[Stated task]
What follows is a set of entries. Give them again exactly, without the pictures.

start Records shown

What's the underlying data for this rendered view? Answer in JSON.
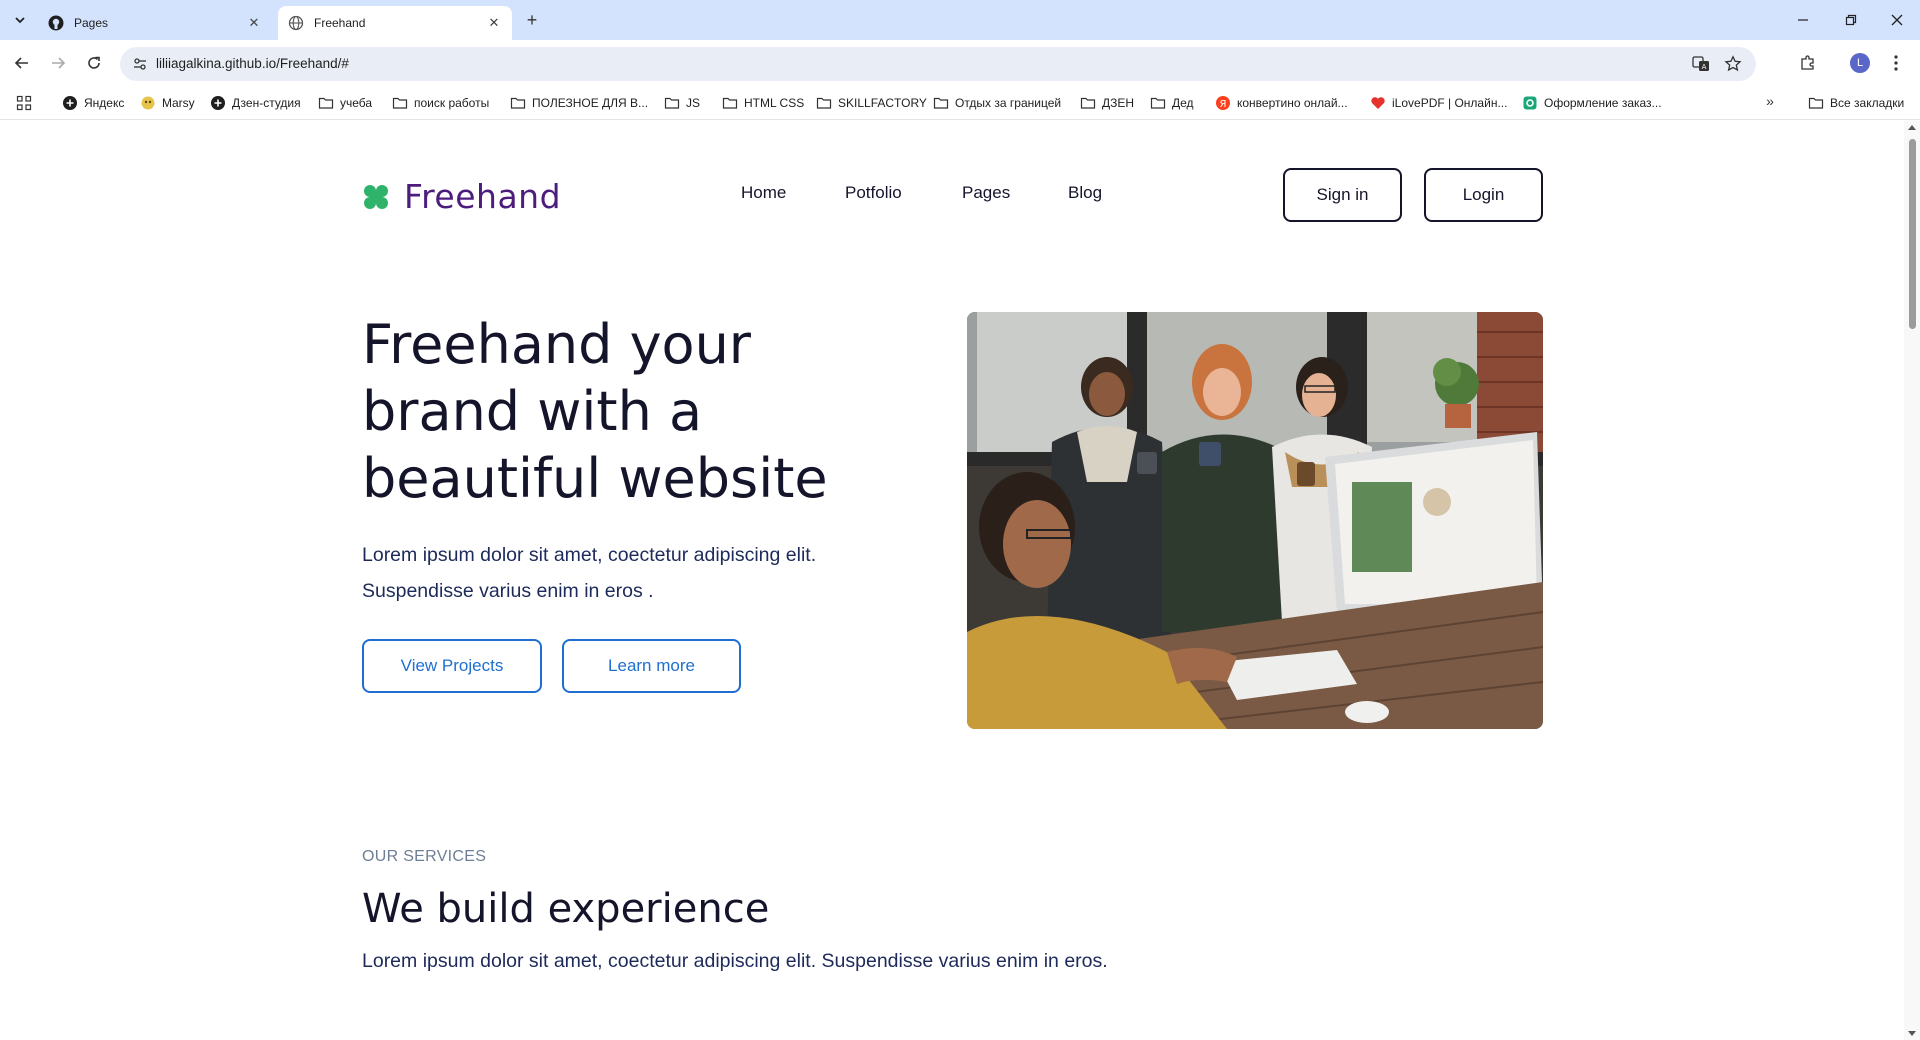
{
  "browser": {
    "tabs": [
      {
        "title": "Pages",
        "favicon": "github-icon"
      },
      {
        "title": "Freehand",
        "favicon": "globe-icon"
      }
    ],
    "url": "liliiagalkina.github.io/Freehand/#",
    "profile_initial": "L",
    "bookmarks": [
      {
        "label": "Яндекс",
        "icon": "plus-circle-icon"
      },
      {
        "label": "Marsy",
        "icon": "marsy-icon"
      },
      {
        "label": "Дзен-студия",
        "icon": "plus-circle-icon"
      },
      {
        "label": "учеба",
        "icon": "folder-icon"
      },
      {
        "label": "поиск работы",
        "icon": "folder-icon"
      },
      {
        "label": "ПОЛЕЗНОЕ ДЛЯ В...",
        "icon": "folder-icon"
      },
      {
        "label": "JS",
        "icon": "folder-icon"
      },
      {
        "label": "HTML CSS",
        "icon": "folder-icon"
      },
      {
        "label": "SKILLFACTORY",
        "icon": "folder-icon"
      },
      {
        "label": "Отдых за границей",
        "icon": "folder-icon"
      },
      {
        "label": "ДЗЕН",
        "icon": "folder-icon"
      },
      {
        "label": "Дед",
        "icon": "folder-icon"
      },
      {
        "label": "конвертино онлай...",
        "icon": "yandex-icon"
      },
      {
        "label": "iLovePDF | Онлайн...",
        "icon": "heart-icon"
      },
      {
        "label": "Оформление заказ...",
        "icon": "green-square-icon"
      }
    ],
    "all_bookmarks": "Все закладки"
  },
  "site": {
    "brand": "Freehand",
    "nav": [
      "Home",
      "Potfolio",
      "Pages",
      "Blog"
    ],
    "signin_label": "Sign in",
    "login_label": "Login",
    "hero": {
      "title": "Freehand your brand with a beautiful website",
      "text": "Lorem ipsum dolor sit amet, coectetur adipiscing elit. Suspendisse varius enim in eros .",
      "primary_btn": "View Projects",
      "secondary_btn": "Learn more"
    },
    "services": {
      "eyebrow": "OUR SERVICES",
      "title": "We build experience",
      "text": "Lorem ipsum dolor sit amet, coectetur adipiscing elit. Suspendisse varius enim in eros."
    }
  },
  "colors": {
    "brand_purple": "#4c1d7d",
    "brand_green": "#2fb36b",
    "heading": "#14142b",
    "accent_blue": "#1f6fd1"
  }
}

end Records shown

[Expected answer]
What's the underlying data for this rendered view? Answer in JSON.
{
  "browser": {
    "tabs": [
      {
        "title": "Pages",
        "favicon": "github-icon"
      },
      {
        "title": "Freehand",
        "favicon": "globe-icon"
      }
    ],
    "url": "liliiagalkina.github.io/Freehand/#",
    "profile_initial": "L",
    "bookmarks": [
      {
        "label": "Яндекс",
        "icon": "plus-circle-icon"
      },
      {
        "label": "Marsy",
        "icon": "marsy-icon"
      },
      {
        "label": "Дзен-студия",
        "icon": "plus-circle-icon"
      },
      {
        "label": "учеба",
        "icon": "folder-icon"
      },
      {
        "label": "поиск работы",
        "icon": "folder-icon"
      },
      {
        "label": "ПОЛЕЗНОЕ ДЛЯ В...",
        "icon": "folder-icon"
      },
      {
        "label": "JS",
        "icon": "folder-icon"
      },
      {
        "label": "HTML CSS",
        "icon": "folder-icon"
      },
      {
        "label": "SKILLFACTORY",
        "icon": "folder-icon"
      },
      {
        "label": "Отдых за границей",
        "icon": "folder-icon"
      },
      {
        "label": "ДЗЕН",
        "icon": "folder-icon"
      },
      {
        "label": "Дед",
        "icon": "folder-icon"
      },
      {
        "label": "конвертино онлай...",
        "icon": "yandex-icon"
      },
      {
        "label": "iLovePDF | Онлайн...",
        "icon": "heart-icon"
      },
      {
        "label": "Оформление заказ...",
        "icon": "green-square-icon"
      }
    ],
    "all_bookmarks": "Все закладки"
  },
  "site": {
    "brand": "Freehand",
    "nav": [
      "Home",
      "Potfolio",
      "Pages",
      "Blog"
    ],
    "signin_label": "Sign in",
    "login_label": "Login",
    "hero": {
      "title": "Freehand your brand with a beautiful website",
      "text": "Lorem ipsum dolor sit amet, coectetur adipiscing elit. Suspendisse varius enim in eros .",
      "primary_btn": "View Projects",
      "secondary_btn": "Learn more"
    },
    "services": {
      "eyebrow": "OUR SERVICES",
      "title": "We build experience",
      "text": "Lorem ipsum dolor sit amet, coectetur adipiscing elit. Suspendisse varius enim in eros."
    }
  },
  "colors": {
    "brand_purple": "#4c1d7d",
    "brand_green": "#2fb36b",
    "heading": "#14142b",
    "accent_blue": "#1f6fd1"
  }
}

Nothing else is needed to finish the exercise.